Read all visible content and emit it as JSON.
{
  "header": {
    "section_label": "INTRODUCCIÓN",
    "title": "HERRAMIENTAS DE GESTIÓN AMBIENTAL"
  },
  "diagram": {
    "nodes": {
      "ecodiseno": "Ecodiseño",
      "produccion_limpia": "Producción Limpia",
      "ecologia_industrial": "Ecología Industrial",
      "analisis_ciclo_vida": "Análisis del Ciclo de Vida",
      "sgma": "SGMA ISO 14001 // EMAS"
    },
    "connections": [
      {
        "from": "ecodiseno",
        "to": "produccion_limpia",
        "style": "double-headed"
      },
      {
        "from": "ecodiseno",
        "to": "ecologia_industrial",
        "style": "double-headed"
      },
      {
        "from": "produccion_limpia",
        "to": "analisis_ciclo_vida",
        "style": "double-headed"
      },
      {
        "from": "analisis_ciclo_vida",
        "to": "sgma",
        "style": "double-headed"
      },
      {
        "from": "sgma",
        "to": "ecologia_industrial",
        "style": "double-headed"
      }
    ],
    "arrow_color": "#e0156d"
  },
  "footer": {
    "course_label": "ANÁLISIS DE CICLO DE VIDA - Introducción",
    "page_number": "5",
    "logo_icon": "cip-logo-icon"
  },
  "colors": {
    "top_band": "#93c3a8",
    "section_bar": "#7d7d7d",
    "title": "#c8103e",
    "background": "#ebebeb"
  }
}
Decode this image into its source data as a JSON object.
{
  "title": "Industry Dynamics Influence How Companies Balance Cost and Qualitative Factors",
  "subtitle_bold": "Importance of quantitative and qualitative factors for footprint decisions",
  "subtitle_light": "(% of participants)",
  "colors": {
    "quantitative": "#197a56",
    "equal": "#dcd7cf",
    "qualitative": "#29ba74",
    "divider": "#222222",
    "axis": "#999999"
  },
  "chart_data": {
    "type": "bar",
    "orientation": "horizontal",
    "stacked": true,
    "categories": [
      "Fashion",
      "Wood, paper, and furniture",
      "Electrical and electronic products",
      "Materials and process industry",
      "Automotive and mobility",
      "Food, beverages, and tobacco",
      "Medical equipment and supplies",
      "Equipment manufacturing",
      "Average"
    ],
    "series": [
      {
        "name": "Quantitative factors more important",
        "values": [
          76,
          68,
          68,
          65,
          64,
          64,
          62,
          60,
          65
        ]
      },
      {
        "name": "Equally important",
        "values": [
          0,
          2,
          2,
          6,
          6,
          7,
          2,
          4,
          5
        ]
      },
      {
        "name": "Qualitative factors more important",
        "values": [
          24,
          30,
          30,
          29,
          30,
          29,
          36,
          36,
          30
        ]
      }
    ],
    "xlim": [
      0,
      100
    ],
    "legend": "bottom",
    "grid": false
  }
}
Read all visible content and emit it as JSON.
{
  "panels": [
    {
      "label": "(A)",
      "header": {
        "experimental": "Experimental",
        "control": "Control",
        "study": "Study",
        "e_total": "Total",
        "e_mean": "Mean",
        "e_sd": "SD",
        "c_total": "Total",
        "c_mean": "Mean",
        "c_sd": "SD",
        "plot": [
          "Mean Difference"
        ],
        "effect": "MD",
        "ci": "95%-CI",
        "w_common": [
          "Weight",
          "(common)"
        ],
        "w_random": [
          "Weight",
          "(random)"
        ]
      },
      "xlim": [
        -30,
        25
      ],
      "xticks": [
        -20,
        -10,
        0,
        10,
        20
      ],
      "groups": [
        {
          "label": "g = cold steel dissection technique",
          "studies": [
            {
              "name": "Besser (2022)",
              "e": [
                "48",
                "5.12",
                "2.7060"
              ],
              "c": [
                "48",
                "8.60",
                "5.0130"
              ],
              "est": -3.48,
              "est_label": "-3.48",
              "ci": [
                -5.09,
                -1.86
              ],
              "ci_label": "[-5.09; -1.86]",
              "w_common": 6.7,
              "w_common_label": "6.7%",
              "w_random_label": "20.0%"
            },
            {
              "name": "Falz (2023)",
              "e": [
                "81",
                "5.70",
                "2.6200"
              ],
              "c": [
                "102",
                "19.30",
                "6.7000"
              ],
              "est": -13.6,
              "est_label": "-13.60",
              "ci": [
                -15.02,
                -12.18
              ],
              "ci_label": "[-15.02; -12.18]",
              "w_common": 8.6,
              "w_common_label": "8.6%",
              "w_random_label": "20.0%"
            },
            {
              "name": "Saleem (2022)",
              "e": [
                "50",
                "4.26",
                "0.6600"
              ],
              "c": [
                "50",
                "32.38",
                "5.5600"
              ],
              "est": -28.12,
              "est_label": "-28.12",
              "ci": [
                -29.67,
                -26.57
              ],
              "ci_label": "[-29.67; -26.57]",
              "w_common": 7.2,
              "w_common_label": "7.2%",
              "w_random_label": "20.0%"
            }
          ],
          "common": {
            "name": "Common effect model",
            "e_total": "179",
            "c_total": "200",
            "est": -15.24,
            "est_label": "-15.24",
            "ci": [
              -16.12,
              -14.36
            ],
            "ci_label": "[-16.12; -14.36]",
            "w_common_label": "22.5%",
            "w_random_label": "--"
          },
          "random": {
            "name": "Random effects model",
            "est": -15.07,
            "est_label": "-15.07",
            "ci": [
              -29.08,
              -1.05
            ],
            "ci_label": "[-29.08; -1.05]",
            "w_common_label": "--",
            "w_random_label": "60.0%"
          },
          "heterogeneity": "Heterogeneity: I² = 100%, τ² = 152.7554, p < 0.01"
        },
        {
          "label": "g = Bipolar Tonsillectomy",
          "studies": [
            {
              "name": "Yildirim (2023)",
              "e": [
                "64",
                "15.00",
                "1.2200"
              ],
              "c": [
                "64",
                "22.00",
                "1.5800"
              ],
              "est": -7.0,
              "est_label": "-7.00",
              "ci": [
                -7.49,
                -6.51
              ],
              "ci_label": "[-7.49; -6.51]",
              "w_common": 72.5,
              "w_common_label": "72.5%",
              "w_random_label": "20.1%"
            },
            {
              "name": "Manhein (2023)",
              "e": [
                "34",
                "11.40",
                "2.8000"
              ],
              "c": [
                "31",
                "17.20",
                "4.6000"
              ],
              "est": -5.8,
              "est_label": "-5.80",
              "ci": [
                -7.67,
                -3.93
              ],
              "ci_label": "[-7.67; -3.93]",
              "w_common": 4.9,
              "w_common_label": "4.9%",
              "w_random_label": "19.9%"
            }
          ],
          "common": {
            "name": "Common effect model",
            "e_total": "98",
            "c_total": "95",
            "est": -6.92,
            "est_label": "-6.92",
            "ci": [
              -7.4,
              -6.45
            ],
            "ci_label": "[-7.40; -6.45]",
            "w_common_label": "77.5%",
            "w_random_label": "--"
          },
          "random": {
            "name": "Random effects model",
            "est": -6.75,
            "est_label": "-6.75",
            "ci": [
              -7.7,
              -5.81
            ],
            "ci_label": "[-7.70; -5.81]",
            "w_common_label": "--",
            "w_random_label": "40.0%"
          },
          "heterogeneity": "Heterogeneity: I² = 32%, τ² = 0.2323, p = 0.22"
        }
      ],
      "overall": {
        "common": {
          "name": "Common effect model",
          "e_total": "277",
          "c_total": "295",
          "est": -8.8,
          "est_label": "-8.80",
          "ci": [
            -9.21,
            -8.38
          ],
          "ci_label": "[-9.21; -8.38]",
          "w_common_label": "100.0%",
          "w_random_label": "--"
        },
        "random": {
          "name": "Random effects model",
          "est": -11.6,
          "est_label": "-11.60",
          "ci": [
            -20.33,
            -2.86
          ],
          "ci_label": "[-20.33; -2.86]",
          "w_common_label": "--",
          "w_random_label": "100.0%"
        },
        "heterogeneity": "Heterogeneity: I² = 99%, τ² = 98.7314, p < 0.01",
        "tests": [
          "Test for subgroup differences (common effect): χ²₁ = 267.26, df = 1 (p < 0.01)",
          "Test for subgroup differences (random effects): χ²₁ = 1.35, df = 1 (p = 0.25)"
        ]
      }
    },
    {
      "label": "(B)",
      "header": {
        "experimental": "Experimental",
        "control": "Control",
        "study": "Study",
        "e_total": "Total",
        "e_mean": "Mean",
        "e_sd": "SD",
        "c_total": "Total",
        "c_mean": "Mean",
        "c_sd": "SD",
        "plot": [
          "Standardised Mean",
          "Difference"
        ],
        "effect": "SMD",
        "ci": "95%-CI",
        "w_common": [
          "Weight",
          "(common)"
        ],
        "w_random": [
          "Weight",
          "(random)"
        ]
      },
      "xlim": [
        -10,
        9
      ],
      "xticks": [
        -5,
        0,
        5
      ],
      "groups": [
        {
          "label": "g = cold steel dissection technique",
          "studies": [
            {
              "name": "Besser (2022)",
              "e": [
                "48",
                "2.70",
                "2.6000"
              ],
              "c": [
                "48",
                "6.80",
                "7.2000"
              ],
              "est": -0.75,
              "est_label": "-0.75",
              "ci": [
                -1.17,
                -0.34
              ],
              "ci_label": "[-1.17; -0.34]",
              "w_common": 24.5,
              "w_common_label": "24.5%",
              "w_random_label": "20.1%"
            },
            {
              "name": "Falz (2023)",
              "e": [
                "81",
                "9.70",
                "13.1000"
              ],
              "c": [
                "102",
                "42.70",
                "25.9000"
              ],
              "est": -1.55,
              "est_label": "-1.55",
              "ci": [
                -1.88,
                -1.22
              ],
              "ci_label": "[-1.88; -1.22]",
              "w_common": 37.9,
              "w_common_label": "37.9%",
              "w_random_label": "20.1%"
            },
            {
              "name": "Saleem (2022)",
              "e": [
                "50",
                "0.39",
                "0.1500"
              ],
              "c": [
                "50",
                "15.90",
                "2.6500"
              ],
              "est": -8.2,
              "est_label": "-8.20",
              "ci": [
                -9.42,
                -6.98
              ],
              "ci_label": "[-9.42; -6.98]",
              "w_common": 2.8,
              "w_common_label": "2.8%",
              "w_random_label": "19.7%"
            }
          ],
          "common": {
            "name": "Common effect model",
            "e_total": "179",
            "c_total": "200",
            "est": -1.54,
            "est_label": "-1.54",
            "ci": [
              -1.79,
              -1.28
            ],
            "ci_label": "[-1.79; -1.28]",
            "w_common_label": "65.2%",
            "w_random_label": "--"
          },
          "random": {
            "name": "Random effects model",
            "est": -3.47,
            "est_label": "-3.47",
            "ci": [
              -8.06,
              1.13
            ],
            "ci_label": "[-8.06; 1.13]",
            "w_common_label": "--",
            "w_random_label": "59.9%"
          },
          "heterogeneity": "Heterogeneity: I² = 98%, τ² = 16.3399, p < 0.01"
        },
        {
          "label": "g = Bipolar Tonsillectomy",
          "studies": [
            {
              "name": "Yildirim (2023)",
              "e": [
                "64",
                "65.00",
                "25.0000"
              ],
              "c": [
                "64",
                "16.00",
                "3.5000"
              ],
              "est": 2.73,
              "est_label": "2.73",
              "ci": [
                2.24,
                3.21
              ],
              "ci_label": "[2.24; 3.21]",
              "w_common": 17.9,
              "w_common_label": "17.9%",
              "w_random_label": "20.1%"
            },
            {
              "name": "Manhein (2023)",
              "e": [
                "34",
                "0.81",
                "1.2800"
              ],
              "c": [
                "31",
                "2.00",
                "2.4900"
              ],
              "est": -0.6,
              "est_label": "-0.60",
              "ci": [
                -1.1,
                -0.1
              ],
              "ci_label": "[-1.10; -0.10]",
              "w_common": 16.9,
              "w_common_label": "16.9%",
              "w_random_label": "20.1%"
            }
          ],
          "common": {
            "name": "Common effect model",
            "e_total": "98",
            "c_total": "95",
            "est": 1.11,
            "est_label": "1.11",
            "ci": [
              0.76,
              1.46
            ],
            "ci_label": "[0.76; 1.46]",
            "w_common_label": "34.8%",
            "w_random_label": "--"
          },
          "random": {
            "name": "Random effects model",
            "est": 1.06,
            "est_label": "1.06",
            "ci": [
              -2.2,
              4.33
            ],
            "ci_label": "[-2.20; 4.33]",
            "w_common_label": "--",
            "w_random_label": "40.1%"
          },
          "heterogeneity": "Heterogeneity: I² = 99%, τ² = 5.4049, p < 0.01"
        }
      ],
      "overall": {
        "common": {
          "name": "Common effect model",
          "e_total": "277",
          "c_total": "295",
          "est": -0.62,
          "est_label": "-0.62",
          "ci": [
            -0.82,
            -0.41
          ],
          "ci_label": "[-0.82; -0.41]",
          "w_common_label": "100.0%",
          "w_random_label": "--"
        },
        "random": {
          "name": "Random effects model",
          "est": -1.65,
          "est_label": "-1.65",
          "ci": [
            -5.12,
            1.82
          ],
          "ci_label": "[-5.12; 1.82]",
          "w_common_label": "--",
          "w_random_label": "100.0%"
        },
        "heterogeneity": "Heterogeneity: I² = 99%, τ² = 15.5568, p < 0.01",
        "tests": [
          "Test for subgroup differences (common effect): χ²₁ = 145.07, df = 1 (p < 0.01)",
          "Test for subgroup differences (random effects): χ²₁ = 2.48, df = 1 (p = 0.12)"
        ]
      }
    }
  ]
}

### Exercise details:
Find all lines holding the string "from" and copy them.

### Output of the task:
        "from": "ecodiseno",
        "from": "ecodiseno",
        "from": "produccion_limpia",
        "from": "analisis_ciclo_vida",
        "from": "sgma",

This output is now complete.